Work required >>
Present every line in which the string "icon" appears.

The records >>
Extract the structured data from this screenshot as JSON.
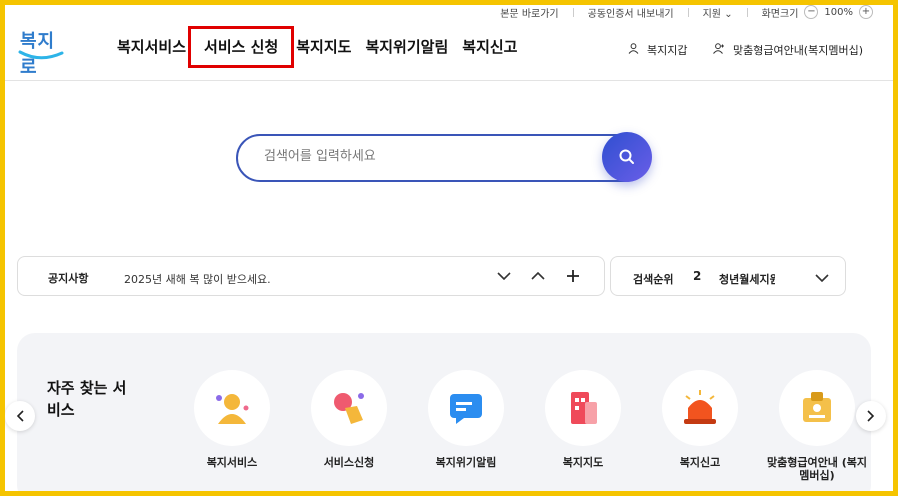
{
  "utility": {
    "skip_label": "본문 바로가기",
    "cert_label": "공동인증서 내보내기",
    "lang_label": "지원",
    "zoom_label": "화면크기",
    "zoom_value": "100%"
  },
  "logo": {
    "text": "복지로"
  },
  "gnb": [
    {
      "label": "복지서비스"
    },
    {
      "label": "서비스 신청"
    },
    {
      "label": "복지지도"
    },
    {
      "label": "복지위기알림"
    },
    {
      "label": "복지신고"
    }
  ],
  "header_right": {
    "wallet_label": "복지지갑",
    "custom_label": "맞춤형급여안내(복지멤버십)"
  },
  "search": {
    "placeholder": "검색어를 입력하세요"
  },
  "notice": {
    "title": "공지사항",
    "text": "2025년 새해 복 많이 받으세요."
  },
  "rank": {
    "title": "검색순위",
    "number": "2",
    "keyword": "청년월세지원"
  },
  "quick": {
    "title": "자주 찾는 서비스",
    "items": [
      {
        "label": "복지서비스",
        "icon": "person-icon"
      },
      {
        "label": "서비스신청",
        "icon": "hand-click-icon"
      },
      {
        "label": "복지위기알림",
        "icon": "chat-bubble-icon"
      },
      {
        "label": "복지지도",
        "icon": "building-icon"
      },
      {
        "label": "복지신고",
        "icon": "siren-icon"
      },
      {
        "label": "맞춤형급여안내 (복지멤버십)",
        "icon": "id-card-icon"
      }
    ]
  },
  "colors": {
    "accent": "#3a55b8",
    "highlight": "#e00000",
    "frame": "#f5c400"
  }
}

Result below >>
        "icon": "person-icon"
        "icon": "hand-click-icon"
        "icon": "chat-bubble-icon"
        "icon": "building-icon"
        "icon": "siren-icon"
        "icon": "id-card-icon"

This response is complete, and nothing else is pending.